**WHAT YOU WILL DO**
Go through the records and copy each line where the word "seguridad" occurs.

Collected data

┌────────

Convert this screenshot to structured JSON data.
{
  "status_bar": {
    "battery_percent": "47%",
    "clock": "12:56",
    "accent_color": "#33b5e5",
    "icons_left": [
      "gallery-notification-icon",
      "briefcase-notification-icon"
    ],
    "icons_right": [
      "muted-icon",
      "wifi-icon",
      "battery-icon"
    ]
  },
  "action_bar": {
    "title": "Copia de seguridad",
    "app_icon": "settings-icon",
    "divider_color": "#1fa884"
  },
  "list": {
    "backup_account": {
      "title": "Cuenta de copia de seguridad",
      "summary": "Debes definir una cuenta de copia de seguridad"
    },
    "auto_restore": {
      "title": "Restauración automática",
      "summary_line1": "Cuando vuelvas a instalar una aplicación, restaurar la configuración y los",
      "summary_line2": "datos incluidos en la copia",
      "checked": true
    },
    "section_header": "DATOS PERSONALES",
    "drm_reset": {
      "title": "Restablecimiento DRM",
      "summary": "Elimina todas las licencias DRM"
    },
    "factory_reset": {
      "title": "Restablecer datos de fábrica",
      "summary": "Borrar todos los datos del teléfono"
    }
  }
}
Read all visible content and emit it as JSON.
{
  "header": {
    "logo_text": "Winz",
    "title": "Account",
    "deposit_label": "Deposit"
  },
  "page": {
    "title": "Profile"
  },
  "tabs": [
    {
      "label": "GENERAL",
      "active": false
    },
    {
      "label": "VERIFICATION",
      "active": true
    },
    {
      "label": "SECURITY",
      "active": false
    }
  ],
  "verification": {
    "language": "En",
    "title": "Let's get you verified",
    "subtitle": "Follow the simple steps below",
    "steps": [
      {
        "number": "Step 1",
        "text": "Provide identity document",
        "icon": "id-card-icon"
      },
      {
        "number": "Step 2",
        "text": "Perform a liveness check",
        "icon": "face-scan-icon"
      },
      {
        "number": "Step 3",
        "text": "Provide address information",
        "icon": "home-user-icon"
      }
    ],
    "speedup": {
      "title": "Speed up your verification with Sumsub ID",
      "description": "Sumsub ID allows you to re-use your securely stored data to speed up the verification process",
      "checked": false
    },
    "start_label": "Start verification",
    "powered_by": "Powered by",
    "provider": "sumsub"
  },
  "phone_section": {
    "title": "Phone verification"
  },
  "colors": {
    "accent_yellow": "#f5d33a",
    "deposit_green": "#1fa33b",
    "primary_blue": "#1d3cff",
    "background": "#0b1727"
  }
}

└────────

**RESULT OF THE TASK**
    "title": "Copia de seguridad",
      "title": "Cuenta de copia de seguridad",
      "summary": "Debes definir una cuenta de copia de seguridad"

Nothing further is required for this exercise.